(Element location listings)
····················

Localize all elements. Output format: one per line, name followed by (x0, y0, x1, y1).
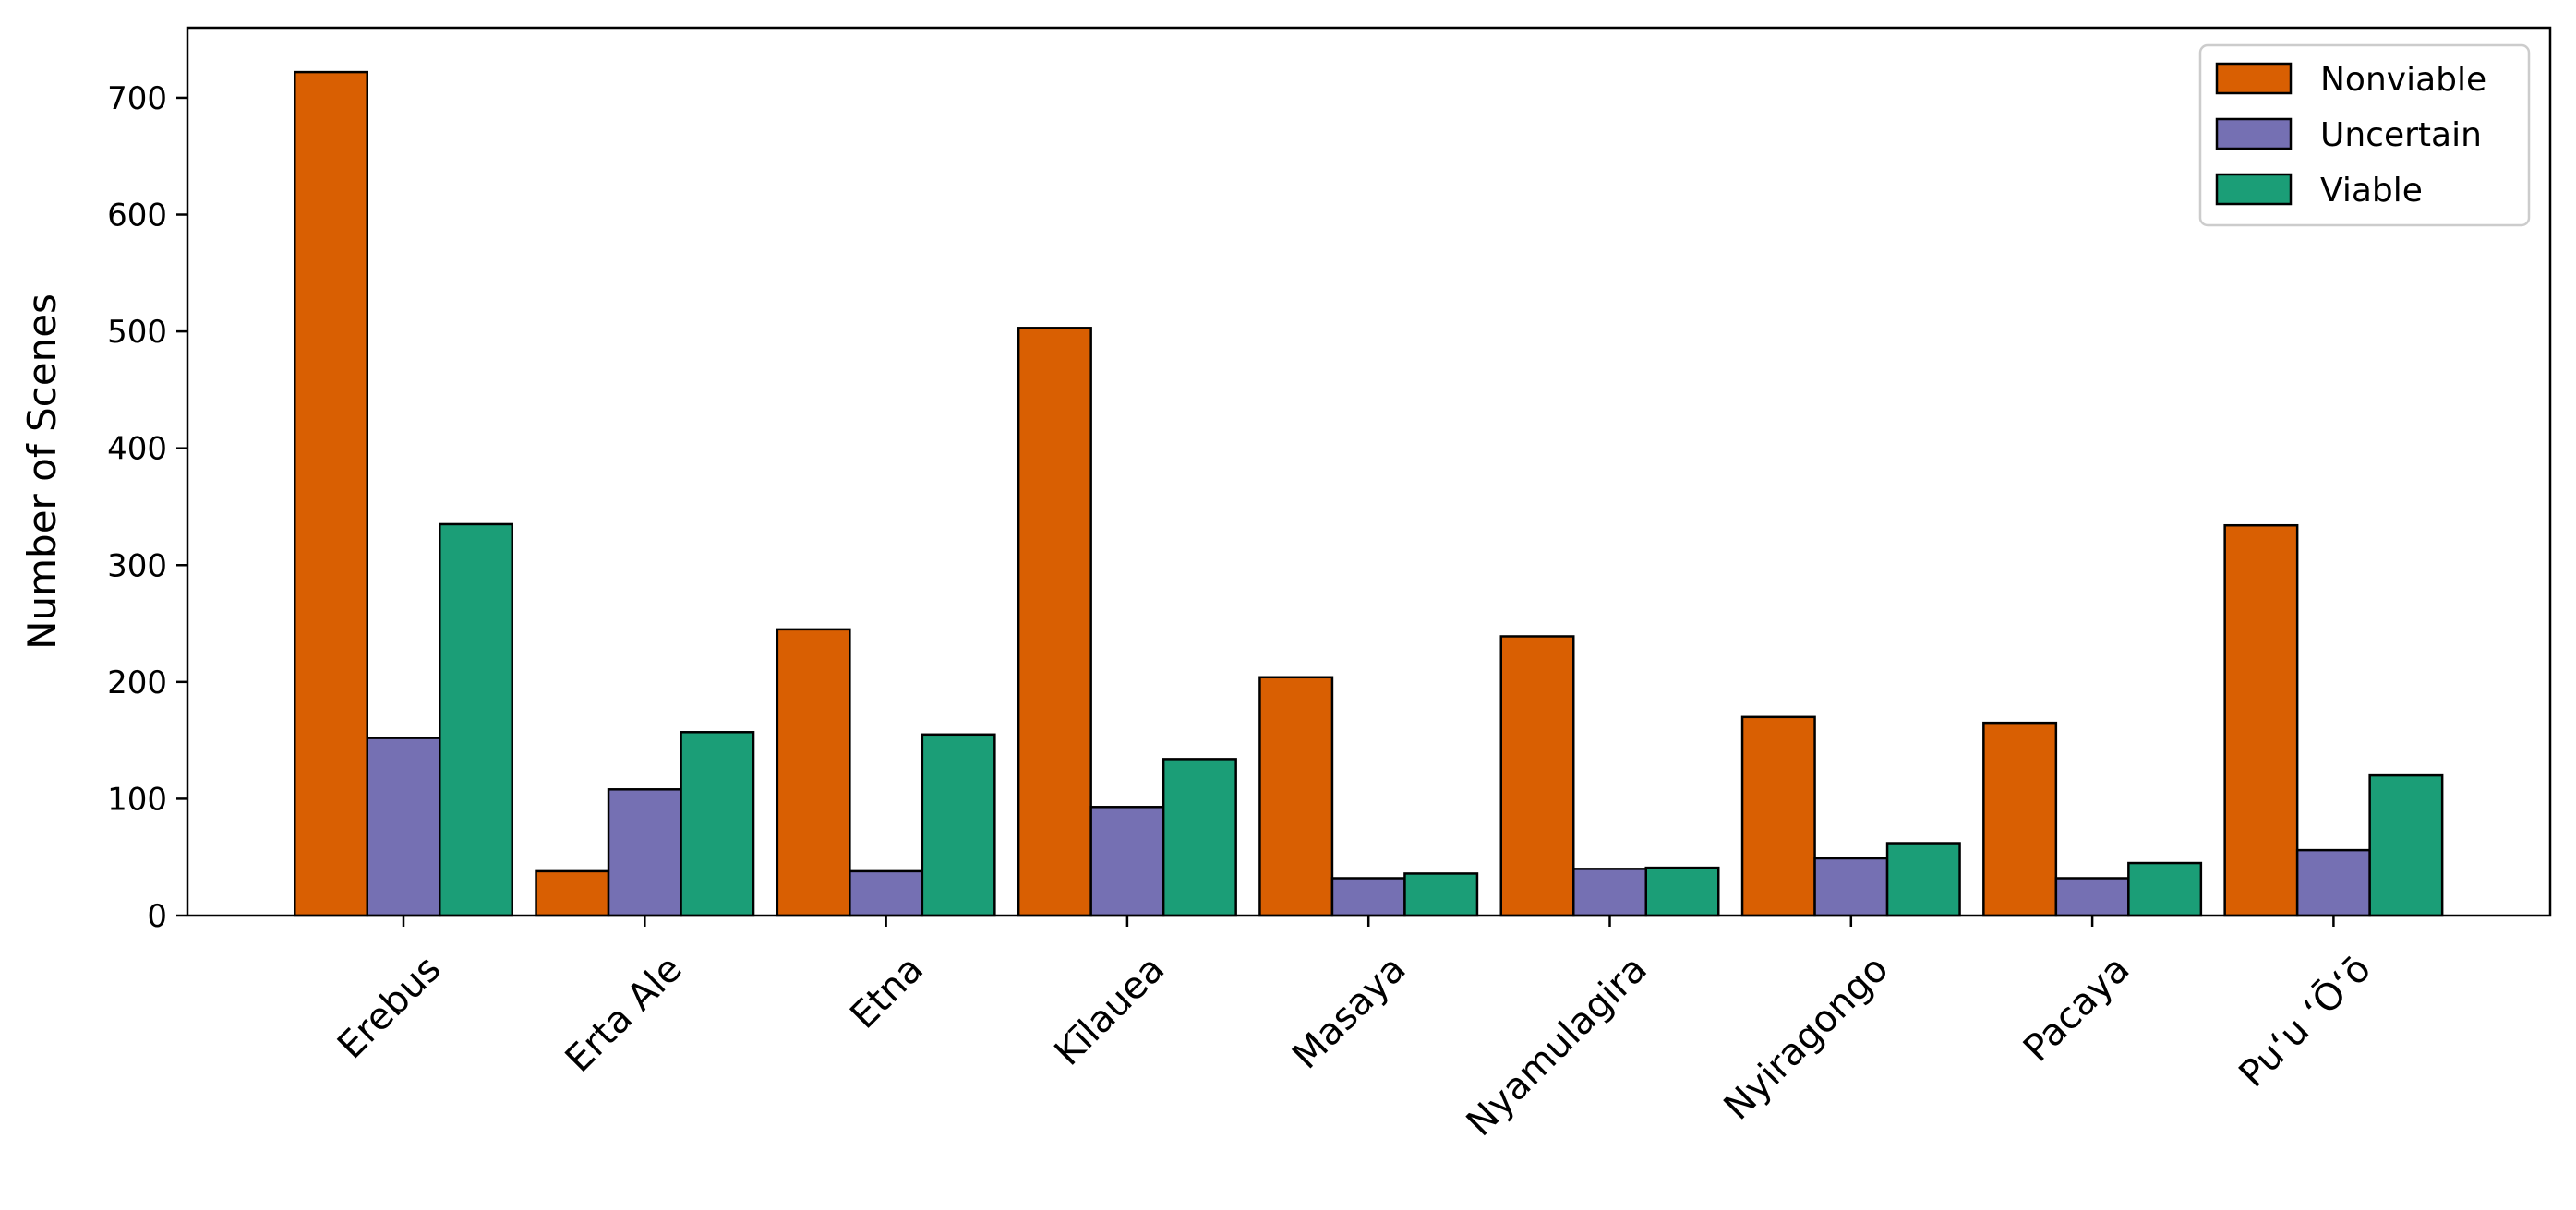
x-tick-label: Erta Ale (558, 948, 691, 1081)
bar-nonviable-5 (1499, 635, 1575, 917)
y-tick-label: 0 (147, 898, 167, 935)
bar-uncertain-0 (366, 737, 441, 917)
bar-uncertain-8 (2295, 848, 2371, 917)
bar-viable-7 (2127, 861, 2203, 917)
legend-label-nonviable: Nonviable (2320, 61, 2486, 99)
plot-frame (186, 26, 2552, 917)
bar-uncertain-5 (1572, 868, 1647, 917)
bar-uncertain-4 (1330, 877, 1406, 917)
legend-swatch-uncertain (2215, 117, 2293, 150)
bar-nonviable-2 (776, 628, 851, 917)
bar-nonviable-1 (535, 869, 610, 917)
y-tick-label: 300 (107, 547, 167, 584)
x-tick-label: Puʻu ʻŌʻō (2231, 947, 2379, 1096)
y-tick-label: 500 (107, 314, 167, 351)
bar-viable-1 (680, 731, 755, 917)
x-tick-label: Etna (842, 948, 932, 1037)
y-tick-label: 400 (107, 431, 167, 468)
bar-nonviable-3 (1017, 327, 1092, 917)
x-tick-label: Nyiragongo (1716, 948, 1897, 1129)
bar-nonviable-8 (2223, 523, 2299, 917)
x-tick-label: Kīlauea (1047, 948, 1174, 1074)
bar-nonviable-6 (1740, 715, 1816, 917)
bar-uncertain-3 (1089, 806, 1165, 917)
bar-viable-0 (439, 522, 513, 917)
x-axis: Erebus Erta Ale Etna Kīlauea Masaya Nyamulagi… (330, 916, 2379, 1144)
legend-label-viable: Viable (2320, 172, 2423, 210)
bar-viable-3 (1162, 758, 1237, 917)
bars-group (294, 70, 2444, 917)
legend-swatch-viable (2215, 173, 2293, 206)
bar-nonviable-4 (1258, 676, 1334, 917)
y-tick-label: 700 (107, 80, 167, 117)
x-tick-label: Pacaya (2016, 948, 2138, 1071)
y-tick-label: 600 (107, 198, 167, 234)
y-tick-label: 200 (107, 665, 167, 701)
bar-uncertain-6 (1813, 857, 1889, 917)
bar-viable-2 (921, 733, 996, 917)
y-axis: 0 100 200 300 400 500 600 700 (107, 80, 187, 935)
legend-swatch-nonviable (2215, 62, 2293, 95)
x-tick-label: Masaya (1284, 948, 1414, 1077)
bar-viable-5 (1644, 866, 1720, 917)
bar-nonviable-0 (294, 70, 368, 917)
bar-nonviable-7 (1982, 721, 2058, 917)
y-axis-label: Number of Scenes (19, 294, 65, 650)
y-tick-label: 100 (107, 781, 167, 818)
legend-label-uncertain: Uncertain (2320, 116, 2482, 154)
legend: Nonviable Uncertain Viable (2198, 43, 2531, 227)
x-tick-label: Nyamulagira (1459, 948, 1655, 1144)
x-tick-label: Erebus (330, 948, 449, 1067)
bar-viable-6 (1885, 842, 1961, 917)
bar-viable-4 (1403, 872, 1479, 917)
bar-uncertain-7 (2054, 877, 2130, 917)
bar-uncertain-1 (607, 788, 682, 917)
bar-uncertain-2 (849, 869, 924, 917)
bar-viable-8 (2368, 773, 2444, 917)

····················

PROBLEM TO WORK ON
Return the lines of the listing above exactly as they appear, beginning with the line containing "x-tick-label: Erta Ale (558, 948, 691, 1081)" and ending after the line containing "x-tick-label: Puʻu ʻŌʻō".

OUTPUT FOR THIS EXERCISE
x-tick-label: Erta Ale (558, 948, 691, 1081)
bar-nonviable-5 (1499, 635, 1575, 917)
y-tick-label: 0 (147, 898, 167, 935)
bar-uncertain-0 (366, 737, 441, 917)
bar-uncertain-8 (2295, 848, 2371, 917)
bar-viable-7 (2127, 861, 2203, 917)
legend-label-nonviable: Nonviable (2320, 61, 2486, 99)
plot-frame (186, 26, 2552, 917)
bar-uncertain-5 (1572, 868, 1647, 917)
bar-uncertain-4 (1330, 877, 1406, 917)
legend-swatch-uncertain (2215, 117, 2293, 150)
bar-nonviable-2 (776, 628, 851, 917)
bar-nonviable-1 (535, 869, 610, 917)
y-tick-label: 300 (107, 547, 167, 584)
x-tick-label: Puʻu ʻŌʻō (2231, 947, 2379, 1096)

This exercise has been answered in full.